● **Written request**:
Write out the whole listing again, exactly.

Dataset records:
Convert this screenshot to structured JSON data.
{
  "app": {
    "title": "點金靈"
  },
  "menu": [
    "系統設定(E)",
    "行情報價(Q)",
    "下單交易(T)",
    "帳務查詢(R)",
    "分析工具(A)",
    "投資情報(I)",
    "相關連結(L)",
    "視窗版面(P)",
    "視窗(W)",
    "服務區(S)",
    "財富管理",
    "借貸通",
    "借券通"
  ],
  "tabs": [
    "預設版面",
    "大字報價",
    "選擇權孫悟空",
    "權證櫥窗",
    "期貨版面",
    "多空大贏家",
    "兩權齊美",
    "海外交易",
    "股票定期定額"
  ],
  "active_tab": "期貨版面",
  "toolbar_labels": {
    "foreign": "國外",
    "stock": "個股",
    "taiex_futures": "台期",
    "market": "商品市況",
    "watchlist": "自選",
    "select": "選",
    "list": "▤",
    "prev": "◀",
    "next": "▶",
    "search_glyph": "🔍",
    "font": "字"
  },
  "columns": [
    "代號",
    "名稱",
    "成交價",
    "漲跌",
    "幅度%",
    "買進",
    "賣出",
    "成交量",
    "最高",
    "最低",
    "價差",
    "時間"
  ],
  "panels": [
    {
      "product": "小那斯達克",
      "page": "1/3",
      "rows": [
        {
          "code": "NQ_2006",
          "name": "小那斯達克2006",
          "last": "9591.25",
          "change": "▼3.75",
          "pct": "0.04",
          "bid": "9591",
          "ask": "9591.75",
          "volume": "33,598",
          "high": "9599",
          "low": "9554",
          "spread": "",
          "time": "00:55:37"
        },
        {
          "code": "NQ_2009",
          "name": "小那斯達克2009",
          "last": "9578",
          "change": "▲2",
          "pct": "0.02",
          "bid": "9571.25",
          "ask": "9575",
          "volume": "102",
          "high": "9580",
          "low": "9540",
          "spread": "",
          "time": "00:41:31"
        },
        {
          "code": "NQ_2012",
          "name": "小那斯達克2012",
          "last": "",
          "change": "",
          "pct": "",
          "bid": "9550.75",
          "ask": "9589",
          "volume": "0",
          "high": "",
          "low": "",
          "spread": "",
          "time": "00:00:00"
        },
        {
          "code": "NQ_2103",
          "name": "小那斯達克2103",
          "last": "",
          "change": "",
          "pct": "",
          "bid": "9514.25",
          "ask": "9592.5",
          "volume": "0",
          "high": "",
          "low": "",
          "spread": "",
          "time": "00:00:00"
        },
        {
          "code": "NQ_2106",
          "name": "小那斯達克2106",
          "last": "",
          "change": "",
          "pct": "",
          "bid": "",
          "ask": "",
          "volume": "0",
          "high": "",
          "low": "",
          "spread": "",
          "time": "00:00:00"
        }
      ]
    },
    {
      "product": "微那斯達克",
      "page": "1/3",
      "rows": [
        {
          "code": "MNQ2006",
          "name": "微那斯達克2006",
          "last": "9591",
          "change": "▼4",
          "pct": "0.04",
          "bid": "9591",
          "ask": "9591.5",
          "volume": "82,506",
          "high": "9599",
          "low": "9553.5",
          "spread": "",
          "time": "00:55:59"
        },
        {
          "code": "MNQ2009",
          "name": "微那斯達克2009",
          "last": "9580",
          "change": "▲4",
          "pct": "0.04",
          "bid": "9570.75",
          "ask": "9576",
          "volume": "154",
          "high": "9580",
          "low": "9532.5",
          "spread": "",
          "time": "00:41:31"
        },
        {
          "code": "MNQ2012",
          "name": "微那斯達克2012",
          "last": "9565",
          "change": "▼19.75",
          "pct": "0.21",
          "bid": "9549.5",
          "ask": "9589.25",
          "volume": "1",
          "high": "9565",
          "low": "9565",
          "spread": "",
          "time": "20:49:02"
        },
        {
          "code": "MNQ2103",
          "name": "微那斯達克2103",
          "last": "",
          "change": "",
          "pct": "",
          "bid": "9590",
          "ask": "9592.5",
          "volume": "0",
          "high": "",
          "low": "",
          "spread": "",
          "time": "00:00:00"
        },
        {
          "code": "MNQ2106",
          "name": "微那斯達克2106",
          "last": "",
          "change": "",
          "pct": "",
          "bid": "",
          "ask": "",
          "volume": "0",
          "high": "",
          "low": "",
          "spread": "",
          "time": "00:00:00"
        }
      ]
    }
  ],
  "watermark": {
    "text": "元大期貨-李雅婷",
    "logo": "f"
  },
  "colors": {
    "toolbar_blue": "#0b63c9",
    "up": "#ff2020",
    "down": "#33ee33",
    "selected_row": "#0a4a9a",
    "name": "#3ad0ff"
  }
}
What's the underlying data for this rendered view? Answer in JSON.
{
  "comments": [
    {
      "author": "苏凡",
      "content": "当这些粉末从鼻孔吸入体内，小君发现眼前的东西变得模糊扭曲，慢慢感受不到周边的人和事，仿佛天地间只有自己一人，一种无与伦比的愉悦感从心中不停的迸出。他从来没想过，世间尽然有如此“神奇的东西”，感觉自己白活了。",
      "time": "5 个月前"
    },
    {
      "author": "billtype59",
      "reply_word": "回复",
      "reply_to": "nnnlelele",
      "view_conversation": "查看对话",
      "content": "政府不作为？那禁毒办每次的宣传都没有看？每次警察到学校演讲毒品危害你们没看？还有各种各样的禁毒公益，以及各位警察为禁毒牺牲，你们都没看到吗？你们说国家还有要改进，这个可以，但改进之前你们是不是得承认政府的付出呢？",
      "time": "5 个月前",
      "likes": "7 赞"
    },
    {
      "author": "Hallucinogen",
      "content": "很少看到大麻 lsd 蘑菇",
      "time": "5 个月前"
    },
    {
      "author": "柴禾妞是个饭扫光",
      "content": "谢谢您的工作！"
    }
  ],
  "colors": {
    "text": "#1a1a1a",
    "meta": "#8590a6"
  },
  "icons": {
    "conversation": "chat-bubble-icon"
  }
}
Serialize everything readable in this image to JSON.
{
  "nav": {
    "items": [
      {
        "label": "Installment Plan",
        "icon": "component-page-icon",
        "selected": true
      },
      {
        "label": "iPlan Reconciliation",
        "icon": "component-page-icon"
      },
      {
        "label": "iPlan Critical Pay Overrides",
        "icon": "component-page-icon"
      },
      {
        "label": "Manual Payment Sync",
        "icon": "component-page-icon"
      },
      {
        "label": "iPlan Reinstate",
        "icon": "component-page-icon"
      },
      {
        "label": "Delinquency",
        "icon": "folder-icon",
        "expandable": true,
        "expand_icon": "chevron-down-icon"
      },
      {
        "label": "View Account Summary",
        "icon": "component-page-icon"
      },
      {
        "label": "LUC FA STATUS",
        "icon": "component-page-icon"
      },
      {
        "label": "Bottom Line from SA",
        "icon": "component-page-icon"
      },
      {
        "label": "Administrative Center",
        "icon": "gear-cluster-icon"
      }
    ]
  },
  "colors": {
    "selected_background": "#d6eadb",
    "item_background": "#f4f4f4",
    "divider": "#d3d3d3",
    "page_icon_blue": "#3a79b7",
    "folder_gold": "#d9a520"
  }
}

● **Finished answer**:
Convert this screenshot to structured JSON data.
{
  "app": {
    "title": "點金靈"
  },
  "menu": [
    "系統設定(E)",
    "行情報價(Q)",
    "下單交易(T)",
    "帳務查詢(R)",
    "分析工具(A)",
    "投資情報(I)",
    "相關連結(L)",
    "視窗版面(P)",
    "視窗(W)",
    "服務區(S)",
    "財富管理",
    "借貸通",
    "借券通"
  ],
  "tabs": [
    "預設版面",
    "大字報價",
    "選擇權孫悟空",
    "權證櫥窗",
    "期貨版面",
    "多空大贏家",
    "兩權齊美",
    "海外交易",
    "股票定期定額"
  ],
  "active_tab": "期貨版面",
  "toolbar_labels": {
    "foreign": "國外",
    "stock": "個股",
    "taiex_futures": "台期",
    "market": "商品市況",
    "watchlist": "自選",
    "select": "選",
    "list": "▤",
    "prev": "◀",
    "next": "▶",
    "search_glyph": "🔍",
    "font": "字"
  },
  "columns": [
    "代號",
    "名稱",
    "成交價",
    "漲跌",
    "幅度%",
    "買進",
    "賣出",
    "成交量",
    "最高",
    "最低",
    "價差",
    "時間"
  ],
  "panels": [
    {
      "product": "小那斯達克",
      "page": "1/3",
      "rows": [
        {
          "code": "NQ_2006",
          "name": "小那斯達克2006",
          "last": "9591.25",
          "change": "▼3.75",
          "pct": "0.04",
          "bid": "9591",
          "ask": "9591.75",
          "volume": "33,598",
          "high": "9599",
          "low": "9554",
          "spread": "",
          "time": "00:55:37"
        },
        {
          "code": "NQ_2009",
          "name": "小那斯達克2009",
          "last": "9578",
          "change": "▲2",
          "pct": "0.02",
          "bid": "9571.25",
          "ask": "9575",
          "volume": "102",
          "high": "9580",
          "low": "9540",
          "spread": "",
          "time": "00:41:31"
        },
        {
          "code": "NQ_2012",
          "name": "小那斯達克2012",
          "last": "",
          "change": "",
          "pct": "",
          "bid": "9550.75",
          "ask": "9589",
          "volume": "0",
          "high": "",
          "low": "",
          "spread": "",
          "time": "00:00:00"
        },
        {
          "code": "NQ_2103",
          "name": "小那斯達克2103",
          "last": "",
          "change": "",
          "pct": "",
          "bid": "9514.25",
          "ask": "9592.5",
          "volume": "0",
          "high": "",
          "low": "",
          "spread": "",
          "time": "00:00:00"
        },
        {
          "code": "NQ_2106",
          "name": "小那斯達克2106",
          "last": "",
          "change": "",
          "pct": "",
          "bid": "",
          "ask": "",
          "volume": "0",
          "high": "",
          "low": "",
          "spread": "",
          "time": "00:00:00"
        }
      ]
    },
    {
      "product": "微那斯達克",
      "page": "1/3",
      "rows": [
        {
          "code": "MNQ2006",
          "name": "微那斯達克2006",
          "last": "9591",
          "change": "▼4",
          "pct": "0.04",
          "bid": "9591",
          "ask": "9591.5",
          "volume": "82,506",
          "high": "9599",
          "low": "9553.5",
          "spread": "",
          "time": "00:55:59"
        },
        {
          "code": "MNQ2009",
          "name": "微那斯達克2009",
          "last": "9580",
          "change": "▲4",
          "pct": "0.04",
          "bid": "9570.75",
          "ask": "9576",
          "volume": "154",
          "high": "9580",
          "low": "9532.5",
          "spread": "",
          "time": "00:41:31"
        },
        {
          "code": "MNQ2012",
          "name": "微那斯達克2012",
          "last": "9565",
          "change": "▼19.75",
          "pct": "0.21",
          "bid": "9549.5",
          "ask": "9589.25",
          "volume": "1",
          "high": "9565",
          "low": "9565",
          "spread": "",
          "time": "20:49:02"
        },
        {
          "code": "MNQ2103",
          "name": "微那斯達克2103",
          "last": "",
          "change": "",
          "pct": "",
          "bid": "9590",
          "ask": "9592.5",
          "volume": "0",
          "high": "",
          "low": "",
          "spread": "",
          "time": "00:00:00"
        },
        {
          "code": "MNQ2106",
          "name": "微那斯達克2106",
          "last": "",
          "change": "",
          "pct": "",
          "bid": "",
          "ask": "",
          "volume": "0",
          "high": "",
          "low": "",
          "spread": "",
          "time": "00:00:00"
        }
      ]
    }
  ],
  "watermark": {
    "text": "元大期貨-李雅婷",
    "logo": "f"
  },
  "colors": {
    "toolbar_blue": "#0b63c9",
    "up": "#ff2020",
    "down": "#33ee33",
    "selected_row": "#0a4a9a",
    "name": "#3ad0ff"
  }
}
What's the underlying data for this rendered view? Answer in JSON.
{
  "comments": [
    {
      "author": "苏凡",
      "content": "当这些粉末从鼻孔吸入体内，小君发现眼前的东西变得模糊扭曲，慢慢感受不到周边的人和事，仿佛天地间只有自己一人，一种无与伦比的愉悦感从心中不停的迸出。他从来没想过，世间尽然有如此“神奇的东西”，感觉自己白活了。",
      "time": "5 个月前"
    },
    {
      "author": "billtype59",
      "reply_word": "回复",
      "reply_to": "nnnlelele",
      "view_conversation": "查看对话",
      "content": "政府不作为？那禁毒办每次的宣传都没有看？每次警察到学校演讲毒品危害你们没看？还有各种各样的禁毒公益，以及各位警察为禁毒牺牲，你们都没看到吗？你们说国家还有要改进，这个可以，但改进之前你们是不是得承认政府的付出呢？",
      "time": "5 个月前",
      "likes": "7 赞"
    },
    {
      "author": "Hallucinogen",
      "content": "很少看到大麻 lsd 蘑菇",
      "time": "5 个月前"
    },
    {
      "author": "柴禾妞是个饭扫光",
      "content": "谢谢您的工作！"
    }
  ],
  "colors": {
    "text": "#1a1a1a",
    "meta": "#8590a6"
  },
  "icons": {
    "conversation": "chat-bubble-icon"
  }
}
Serialize everything readable in this image to JSON.
{
  "nav": {
    "items": [
      {
        "label": "Installment Plan",
        "icon": "component-page-icon",
        "selected": true
      },
      {
        "label": "iPlan Reconciliation",
        "icon": "component-page-icon"
      },
      {
        "label": "iPlan Critical Pay Overrides",
        "icon": "component-page-icon"
      },
      {
        "label": "Manual Payment Sync",
        "icon": "component-page-icon"
      },
      {
        "label": "iPlan Reinstate",
        "icon": "component-page-icon"
      },
      {
        "label": "Delinquency",
        "icon": "folder-icon",
        "expandable": true,
        "expand_icon": "chevron-down-icon"
      },
      {
        "label": "View Account Summary",
        "icon": "component-page-icon"
      },
      {
        "label": "LUC FA STATUS",
        "icon": "component-page-icon"
      },
      {
        "label": "Bottom Line from SA",
        "icon": "component-page-icon"
      },
      {
        "label": "Administrative Center",
        "icon": "gear-cluster-icon"
      }
    ]
  },
  "colors": {
    "selected_background": "#d6eadb",
    "item_background": "#f4f4f4",
    "divider": "#d3d3d3",
    "page_icon_blue": "#3a79b7",
    "folder_gold": "#d9a520"
  }
}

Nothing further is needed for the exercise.